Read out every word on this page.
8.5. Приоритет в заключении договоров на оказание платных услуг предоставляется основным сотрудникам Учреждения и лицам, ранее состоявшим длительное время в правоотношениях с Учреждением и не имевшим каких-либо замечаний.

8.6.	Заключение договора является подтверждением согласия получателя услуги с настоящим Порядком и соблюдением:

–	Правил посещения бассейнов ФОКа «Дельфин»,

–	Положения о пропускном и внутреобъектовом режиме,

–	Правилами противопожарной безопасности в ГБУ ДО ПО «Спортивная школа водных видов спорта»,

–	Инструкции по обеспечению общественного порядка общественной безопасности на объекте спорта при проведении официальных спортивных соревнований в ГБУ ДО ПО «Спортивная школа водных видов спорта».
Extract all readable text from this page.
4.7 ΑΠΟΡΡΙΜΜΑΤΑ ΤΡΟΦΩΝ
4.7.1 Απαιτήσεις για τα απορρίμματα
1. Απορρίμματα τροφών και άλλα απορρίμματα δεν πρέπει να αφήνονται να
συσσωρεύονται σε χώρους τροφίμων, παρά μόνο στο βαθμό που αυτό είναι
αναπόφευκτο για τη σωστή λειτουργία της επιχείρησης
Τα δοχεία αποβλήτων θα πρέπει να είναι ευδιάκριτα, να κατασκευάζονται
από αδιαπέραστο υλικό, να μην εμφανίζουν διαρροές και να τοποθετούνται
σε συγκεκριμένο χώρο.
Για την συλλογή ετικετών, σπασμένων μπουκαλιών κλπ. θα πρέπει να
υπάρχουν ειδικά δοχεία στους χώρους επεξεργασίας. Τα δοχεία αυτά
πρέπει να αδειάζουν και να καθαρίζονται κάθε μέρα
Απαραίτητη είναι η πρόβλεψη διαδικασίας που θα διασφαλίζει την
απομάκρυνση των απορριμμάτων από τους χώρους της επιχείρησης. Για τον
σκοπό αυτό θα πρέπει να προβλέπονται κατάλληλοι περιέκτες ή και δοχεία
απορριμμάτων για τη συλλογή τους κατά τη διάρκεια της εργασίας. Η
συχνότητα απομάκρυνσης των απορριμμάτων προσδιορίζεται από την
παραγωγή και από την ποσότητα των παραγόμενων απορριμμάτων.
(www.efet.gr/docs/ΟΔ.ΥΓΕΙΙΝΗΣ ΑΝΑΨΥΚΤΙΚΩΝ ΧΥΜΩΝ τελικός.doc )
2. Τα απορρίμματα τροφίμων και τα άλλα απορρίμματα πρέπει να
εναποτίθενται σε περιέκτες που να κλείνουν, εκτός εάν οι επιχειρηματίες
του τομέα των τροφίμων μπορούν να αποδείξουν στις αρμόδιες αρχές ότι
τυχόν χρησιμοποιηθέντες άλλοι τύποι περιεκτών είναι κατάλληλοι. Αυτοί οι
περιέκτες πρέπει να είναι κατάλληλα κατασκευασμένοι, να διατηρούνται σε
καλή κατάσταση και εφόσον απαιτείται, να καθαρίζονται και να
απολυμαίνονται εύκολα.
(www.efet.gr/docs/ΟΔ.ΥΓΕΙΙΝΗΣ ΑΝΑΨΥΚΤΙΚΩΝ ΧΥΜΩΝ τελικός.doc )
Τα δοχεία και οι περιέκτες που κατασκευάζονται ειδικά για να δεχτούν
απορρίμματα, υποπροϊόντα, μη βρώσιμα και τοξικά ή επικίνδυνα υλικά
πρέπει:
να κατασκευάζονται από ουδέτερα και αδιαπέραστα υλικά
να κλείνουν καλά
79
***
## TASK BRIEF
Print all of the entries exactly as they appear.

## RESULT FOR THIS TASK
Read out every word on this page.
8.5. Приоритет в заключении договоров на оказание платных услуг предоставляется основным сотрудникам Учреждения и лицам, ранее состоявшим длительное время в правоотношениях с Учреждением и не имевшим каких-либо замечаний.

8.6.	Заключение договора является подтверждением согласия получателя услуги с настоящим Порядком и соблюдением:

–	Правил посещения бассейнов ФОКа «Дельфин»,

–	Положения о пропускном и внутреобъектовом режиме,

–	Правилами противопожарной безопасности в ГБУ ДО ПО «Спортивная школа водных видов спорта»,

–	Инструкции по обеспечению общественного порядка общественной безопасности на объекте спорта при проведении официальных спортивных соревнований в ГБУ ДО ПО «Спортивная школа водных видов спорта».
Extract all readable text from this page.
4.7 ΑΠΟΡΡΙΜΜΑΤΑ ΤΡΟΦΩΝ
4.7.1 Απαιτήσεις για τα απορρίμματα
1. Απορρίμματα τροφών και άλλα απορρίμματα δεν πρέπει να αφήνονται να
συσσωρεύονται σε χώρους τροφίμων, παρά μόνο στο βαθμό που αυτό είναι
αναπόφευκτο για τη σωστή λειτουργία της επιχείρησης
Τα δοχεία αποβλήτων θα πρέπει να είναι ευδιάκριτα, να κατασκευάζονται
από αδιαπέραστο υλικό, να μην εμφανίζουν διαρροές και να τοποθετούνται
σε συγκεκριμένο χώρο.
Για την συλλογή ετικετών, σπασμένων μπουκαλιών κλπ. θα πρέπει να
υπάρχουν ειδικά δοχεία στους χώρους επεξεργασίας. Τα δοχεία αυτά
πρέπει να αδειάζουν και να καθαρίζονται κάθε μέρα
Απαραίτητη είναι η πρόβλεψη διαδικασίας που θα διασφαλίζει την
απομάκρυνση των απορριμμάτων από τους χώρους της επιχείρησης. Για τον
σκοπό αυτό θα πρέπει να προβλέπονται κατάλληλοι περιέκτες ή και δοχεία
απορριμμάτων για τη συλλογή τους κατά τη διάρκεια της εργασίας. Η
συχνότητα απομάκρυνσης των απορριμμάτων προσδιορίζεται από την
παραγωγή και από την ποσότητα των παραγόμενων απορριμμάτων.
(www.efet.gr/docs/ΟΔ.ΥΓΕΙΙΝΗΣ ΑΝΑΨΥΚΤΙΚΩΝ ΧΥΜΩΝ τελικός.doc )
2. Τα απορρίμματα τροφίμων και τα άλλα απορρίμματα πρέπει να
εναποτίθενται σε περιέκτες που να κλείνουν, εκτός εάν οι επιχειρηματίες
του τομέα των τροφίμων μπορούν να αποδείξουν στις αρμόδιες αρχές ότι
τυχόν χρησιμοποιηθέντες άλλοι τύποι περιεκτών είναι κατάλληλοι. Αυτοί οι
περιέκτες πρέπει να είναι κατάλληλα κατασκευασμένοι, να διατηρούνται σε
καλή κατάσταση και εφόσον απαιτείται, να καθαρίζονται και να
απολυμαίνονται εύκολα.
(www.efet.gr/docs/ΟΔ.ΥΓΕΙΙΝΗΣ ΑΝΑΨΥΚΤΙΚΩΝ ΧΥΜΩΝ τελικός.doc )
Τα δοχεία και οι περιέκτες που κατασκευάζονται ειδικά για να δεχτούν
απορρίμματα, υποπροϊόντα, μη βρώσιμα και τοξικά ή επικίνδυνα υλικά
πρέπει:
να κατασκευάζονται από ουδέτερα και αδιαπέραστα υλικά
να κλείνουν καλά
79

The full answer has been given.